### Yapılacak görev
Verilerin ilk satırından başlayıp "Point [245,541,267,556]" geçen satıra kadar uzanan satırları, her iki uçtaki satırlar da dahil olmak üzere, "Point" yerine "Marker" koyarak yeniden yazınız. Bu satırlarda başka hiçbir şeyi değiştirmeyiniz.

### Veri alıntıları
• • • • • • •

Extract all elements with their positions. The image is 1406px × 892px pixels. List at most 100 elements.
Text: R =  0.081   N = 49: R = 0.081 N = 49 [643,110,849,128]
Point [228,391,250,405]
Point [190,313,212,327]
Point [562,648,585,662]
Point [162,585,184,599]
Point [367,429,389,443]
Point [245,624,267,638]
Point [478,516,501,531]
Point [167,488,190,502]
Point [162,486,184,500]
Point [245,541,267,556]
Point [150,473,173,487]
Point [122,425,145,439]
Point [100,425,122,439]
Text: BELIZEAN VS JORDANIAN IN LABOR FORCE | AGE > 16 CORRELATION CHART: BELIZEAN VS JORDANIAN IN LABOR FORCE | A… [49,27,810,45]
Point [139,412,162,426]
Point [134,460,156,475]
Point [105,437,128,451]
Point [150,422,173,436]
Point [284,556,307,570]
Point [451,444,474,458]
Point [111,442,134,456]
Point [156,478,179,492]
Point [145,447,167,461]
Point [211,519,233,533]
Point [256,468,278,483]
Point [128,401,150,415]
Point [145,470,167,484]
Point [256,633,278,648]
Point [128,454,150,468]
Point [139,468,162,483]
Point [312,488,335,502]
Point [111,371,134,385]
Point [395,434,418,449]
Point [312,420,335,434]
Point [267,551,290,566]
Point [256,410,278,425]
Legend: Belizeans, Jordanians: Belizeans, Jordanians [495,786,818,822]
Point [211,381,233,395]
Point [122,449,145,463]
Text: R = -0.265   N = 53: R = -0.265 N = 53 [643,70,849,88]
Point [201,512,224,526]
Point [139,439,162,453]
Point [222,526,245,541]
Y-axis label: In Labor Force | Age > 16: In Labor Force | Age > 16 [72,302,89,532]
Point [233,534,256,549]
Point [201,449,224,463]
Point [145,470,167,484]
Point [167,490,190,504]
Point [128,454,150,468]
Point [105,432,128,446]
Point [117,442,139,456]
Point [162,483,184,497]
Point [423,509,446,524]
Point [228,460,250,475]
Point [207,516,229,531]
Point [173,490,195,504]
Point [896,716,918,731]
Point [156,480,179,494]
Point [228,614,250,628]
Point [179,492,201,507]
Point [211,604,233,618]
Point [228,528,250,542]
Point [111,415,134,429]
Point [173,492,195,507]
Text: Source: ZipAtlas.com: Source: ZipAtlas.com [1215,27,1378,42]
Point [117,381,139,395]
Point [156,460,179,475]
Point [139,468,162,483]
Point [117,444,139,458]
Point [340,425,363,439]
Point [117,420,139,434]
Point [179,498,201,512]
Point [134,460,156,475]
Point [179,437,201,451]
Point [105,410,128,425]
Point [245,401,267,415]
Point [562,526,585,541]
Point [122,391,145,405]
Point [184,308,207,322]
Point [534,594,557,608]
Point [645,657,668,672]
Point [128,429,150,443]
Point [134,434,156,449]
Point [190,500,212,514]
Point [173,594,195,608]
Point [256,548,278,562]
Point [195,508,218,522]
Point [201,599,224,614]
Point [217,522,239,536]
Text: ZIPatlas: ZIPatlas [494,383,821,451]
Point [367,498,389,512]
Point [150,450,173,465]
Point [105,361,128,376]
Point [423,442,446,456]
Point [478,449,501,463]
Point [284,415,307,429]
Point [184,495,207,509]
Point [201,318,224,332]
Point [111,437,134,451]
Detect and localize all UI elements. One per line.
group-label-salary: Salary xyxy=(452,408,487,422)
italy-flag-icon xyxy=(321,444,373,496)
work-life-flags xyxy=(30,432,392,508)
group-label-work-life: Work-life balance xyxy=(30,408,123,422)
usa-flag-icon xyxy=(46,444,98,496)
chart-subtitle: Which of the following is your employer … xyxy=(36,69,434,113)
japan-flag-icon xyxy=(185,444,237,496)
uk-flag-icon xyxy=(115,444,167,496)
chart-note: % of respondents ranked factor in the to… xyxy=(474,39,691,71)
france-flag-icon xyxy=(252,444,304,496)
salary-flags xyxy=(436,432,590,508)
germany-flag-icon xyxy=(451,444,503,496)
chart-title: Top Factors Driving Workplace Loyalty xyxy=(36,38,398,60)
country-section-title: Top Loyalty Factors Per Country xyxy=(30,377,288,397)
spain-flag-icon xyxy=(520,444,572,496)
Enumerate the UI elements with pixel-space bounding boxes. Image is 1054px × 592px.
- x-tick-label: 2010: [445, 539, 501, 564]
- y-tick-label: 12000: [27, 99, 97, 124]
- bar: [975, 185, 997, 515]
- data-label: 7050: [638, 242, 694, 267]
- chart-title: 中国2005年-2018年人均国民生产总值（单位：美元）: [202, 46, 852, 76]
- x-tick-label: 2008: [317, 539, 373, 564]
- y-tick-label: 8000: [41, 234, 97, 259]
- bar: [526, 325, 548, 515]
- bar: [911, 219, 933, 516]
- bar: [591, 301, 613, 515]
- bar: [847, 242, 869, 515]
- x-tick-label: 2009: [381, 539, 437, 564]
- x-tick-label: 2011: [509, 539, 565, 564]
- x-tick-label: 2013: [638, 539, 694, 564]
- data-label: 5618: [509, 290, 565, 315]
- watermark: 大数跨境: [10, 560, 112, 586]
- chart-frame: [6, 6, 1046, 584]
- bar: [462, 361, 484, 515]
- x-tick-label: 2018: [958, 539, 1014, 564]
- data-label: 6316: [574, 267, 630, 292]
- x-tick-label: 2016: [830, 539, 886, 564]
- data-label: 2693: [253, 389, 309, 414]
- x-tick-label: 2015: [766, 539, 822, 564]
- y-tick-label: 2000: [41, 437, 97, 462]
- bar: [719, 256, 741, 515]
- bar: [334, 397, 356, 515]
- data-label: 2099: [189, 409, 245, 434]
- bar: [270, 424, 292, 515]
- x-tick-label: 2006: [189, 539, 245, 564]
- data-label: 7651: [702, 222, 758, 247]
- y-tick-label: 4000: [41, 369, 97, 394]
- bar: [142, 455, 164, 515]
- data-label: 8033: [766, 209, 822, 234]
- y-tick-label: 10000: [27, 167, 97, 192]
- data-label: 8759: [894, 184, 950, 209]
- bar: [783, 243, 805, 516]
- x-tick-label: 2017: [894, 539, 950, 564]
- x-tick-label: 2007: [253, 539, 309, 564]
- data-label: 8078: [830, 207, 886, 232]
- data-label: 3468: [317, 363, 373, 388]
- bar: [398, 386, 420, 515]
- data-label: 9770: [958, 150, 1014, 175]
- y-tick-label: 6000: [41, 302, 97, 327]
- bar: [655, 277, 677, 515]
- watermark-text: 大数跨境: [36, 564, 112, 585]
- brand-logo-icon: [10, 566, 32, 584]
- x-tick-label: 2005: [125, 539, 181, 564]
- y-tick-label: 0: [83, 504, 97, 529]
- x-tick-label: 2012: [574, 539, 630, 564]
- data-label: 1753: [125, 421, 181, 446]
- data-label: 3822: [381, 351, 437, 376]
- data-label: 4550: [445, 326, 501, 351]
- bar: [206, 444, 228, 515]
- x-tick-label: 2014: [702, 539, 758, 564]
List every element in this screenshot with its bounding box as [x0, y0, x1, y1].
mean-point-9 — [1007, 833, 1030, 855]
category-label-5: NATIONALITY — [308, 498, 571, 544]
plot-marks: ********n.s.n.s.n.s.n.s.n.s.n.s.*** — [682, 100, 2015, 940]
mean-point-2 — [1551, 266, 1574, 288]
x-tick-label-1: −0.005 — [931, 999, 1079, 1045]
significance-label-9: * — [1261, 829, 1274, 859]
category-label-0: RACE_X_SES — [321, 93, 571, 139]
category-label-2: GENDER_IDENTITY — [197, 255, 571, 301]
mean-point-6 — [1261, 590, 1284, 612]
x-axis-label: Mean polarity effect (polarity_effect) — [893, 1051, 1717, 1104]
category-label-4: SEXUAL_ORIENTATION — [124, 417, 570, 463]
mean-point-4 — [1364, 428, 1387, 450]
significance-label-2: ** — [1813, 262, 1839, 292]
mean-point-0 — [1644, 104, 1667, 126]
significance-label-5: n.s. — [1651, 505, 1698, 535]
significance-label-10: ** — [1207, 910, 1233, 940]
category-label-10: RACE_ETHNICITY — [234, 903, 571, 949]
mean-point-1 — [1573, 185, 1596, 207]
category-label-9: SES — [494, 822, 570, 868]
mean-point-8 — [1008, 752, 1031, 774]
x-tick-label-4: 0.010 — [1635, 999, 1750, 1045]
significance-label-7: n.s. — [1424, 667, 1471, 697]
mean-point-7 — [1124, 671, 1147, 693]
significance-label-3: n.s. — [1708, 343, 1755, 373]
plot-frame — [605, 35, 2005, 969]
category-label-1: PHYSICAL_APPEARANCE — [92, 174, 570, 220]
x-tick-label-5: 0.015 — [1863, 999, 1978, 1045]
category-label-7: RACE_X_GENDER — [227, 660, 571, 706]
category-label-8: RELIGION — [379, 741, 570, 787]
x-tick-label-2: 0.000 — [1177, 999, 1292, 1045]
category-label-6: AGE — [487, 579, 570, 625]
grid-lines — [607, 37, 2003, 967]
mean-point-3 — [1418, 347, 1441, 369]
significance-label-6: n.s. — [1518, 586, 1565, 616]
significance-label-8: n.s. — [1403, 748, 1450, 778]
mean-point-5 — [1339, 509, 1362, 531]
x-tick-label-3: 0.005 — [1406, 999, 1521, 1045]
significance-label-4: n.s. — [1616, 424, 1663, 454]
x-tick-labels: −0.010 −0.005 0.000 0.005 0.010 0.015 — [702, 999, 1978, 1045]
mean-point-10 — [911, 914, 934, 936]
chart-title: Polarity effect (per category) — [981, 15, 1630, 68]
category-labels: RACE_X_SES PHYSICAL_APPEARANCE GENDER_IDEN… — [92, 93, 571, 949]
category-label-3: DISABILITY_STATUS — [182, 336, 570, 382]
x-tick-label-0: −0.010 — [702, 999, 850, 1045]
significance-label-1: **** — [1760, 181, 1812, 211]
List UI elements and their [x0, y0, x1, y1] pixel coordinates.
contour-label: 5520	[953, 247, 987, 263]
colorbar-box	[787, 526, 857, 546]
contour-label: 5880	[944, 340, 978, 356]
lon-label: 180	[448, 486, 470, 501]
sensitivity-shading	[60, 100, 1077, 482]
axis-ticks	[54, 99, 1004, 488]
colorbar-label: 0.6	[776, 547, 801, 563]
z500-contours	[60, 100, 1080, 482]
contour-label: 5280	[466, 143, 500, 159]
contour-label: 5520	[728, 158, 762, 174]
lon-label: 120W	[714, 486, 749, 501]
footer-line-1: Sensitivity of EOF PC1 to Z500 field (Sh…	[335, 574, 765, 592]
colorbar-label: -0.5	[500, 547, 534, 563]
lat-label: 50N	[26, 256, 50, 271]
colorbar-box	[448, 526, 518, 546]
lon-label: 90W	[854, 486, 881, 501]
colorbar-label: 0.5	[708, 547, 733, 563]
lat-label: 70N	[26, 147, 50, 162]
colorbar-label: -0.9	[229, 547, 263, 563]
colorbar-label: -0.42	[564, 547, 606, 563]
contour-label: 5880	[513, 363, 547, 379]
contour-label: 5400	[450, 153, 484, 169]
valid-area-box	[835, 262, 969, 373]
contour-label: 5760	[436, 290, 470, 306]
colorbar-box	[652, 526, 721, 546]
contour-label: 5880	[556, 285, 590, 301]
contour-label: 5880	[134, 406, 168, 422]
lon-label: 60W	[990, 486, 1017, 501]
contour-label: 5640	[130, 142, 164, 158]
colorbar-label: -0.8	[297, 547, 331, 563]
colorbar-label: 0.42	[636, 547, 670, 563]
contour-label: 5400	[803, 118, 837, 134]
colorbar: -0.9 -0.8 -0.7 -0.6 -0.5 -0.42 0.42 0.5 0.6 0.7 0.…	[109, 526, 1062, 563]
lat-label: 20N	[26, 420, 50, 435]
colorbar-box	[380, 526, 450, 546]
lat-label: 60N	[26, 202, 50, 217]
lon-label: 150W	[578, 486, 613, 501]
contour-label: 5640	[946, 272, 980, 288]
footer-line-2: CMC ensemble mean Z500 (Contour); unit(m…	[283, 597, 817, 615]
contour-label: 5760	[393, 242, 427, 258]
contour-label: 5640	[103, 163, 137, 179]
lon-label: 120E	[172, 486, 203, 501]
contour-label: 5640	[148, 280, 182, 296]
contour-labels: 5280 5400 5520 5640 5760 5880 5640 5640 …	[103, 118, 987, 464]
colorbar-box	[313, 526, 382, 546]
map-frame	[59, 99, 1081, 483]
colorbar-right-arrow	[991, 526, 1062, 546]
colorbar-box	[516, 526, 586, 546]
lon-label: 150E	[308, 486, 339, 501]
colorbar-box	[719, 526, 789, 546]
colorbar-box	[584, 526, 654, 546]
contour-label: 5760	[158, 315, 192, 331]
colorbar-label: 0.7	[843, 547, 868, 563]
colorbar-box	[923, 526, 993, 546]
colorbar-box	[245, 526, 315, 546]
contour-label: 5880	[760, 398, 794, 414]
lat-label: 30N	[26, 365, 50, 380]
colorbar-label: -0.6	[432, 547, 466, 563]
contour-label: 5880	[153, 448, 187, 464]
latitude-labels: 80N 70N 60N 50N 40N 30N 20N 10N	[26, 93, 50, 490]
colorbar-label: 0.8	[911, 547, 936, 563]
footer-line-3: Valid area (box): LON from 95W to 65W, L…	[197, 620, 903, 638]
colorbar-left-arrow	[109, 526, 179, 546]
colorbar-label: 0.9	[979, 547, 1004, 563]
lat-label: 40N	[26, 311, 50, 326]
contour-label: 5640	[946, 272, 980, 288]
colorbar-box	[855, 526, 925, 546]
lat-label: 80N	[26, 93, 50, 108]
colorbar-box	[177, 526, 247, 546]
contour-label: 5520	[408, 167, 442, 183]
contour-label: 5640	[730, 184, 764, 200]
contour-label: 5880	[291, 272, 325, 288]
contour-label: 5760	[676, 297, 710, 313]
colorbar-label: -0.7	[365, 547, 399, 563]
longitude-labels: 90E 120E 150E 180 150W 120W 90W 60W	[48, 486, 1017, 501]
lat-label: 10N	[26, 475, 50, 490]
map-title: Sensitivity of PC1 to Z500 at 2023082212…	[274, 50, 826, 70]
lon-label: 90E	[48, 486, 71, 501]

• • • • • • •

### Beklenen cevap
Extract all elements with their positions. The image is 1406px × 892px pixels. List at most 100 elements.
Text: R =  0.081   N = 49: R = 0.081 N = 49 [643,110,849,128]
Marker [228,391,250,405]
Marker [190,313,212,327]
Marker [562,648,585,662]
Marker [162,585,184,599]
Marker [367,429,389,443]
Marker [245,624,267,638]
Marker [478,516,501,531]
Marker [167,488,190,502]
Marker [162,486,184,500]
Marker [245,541,267,556]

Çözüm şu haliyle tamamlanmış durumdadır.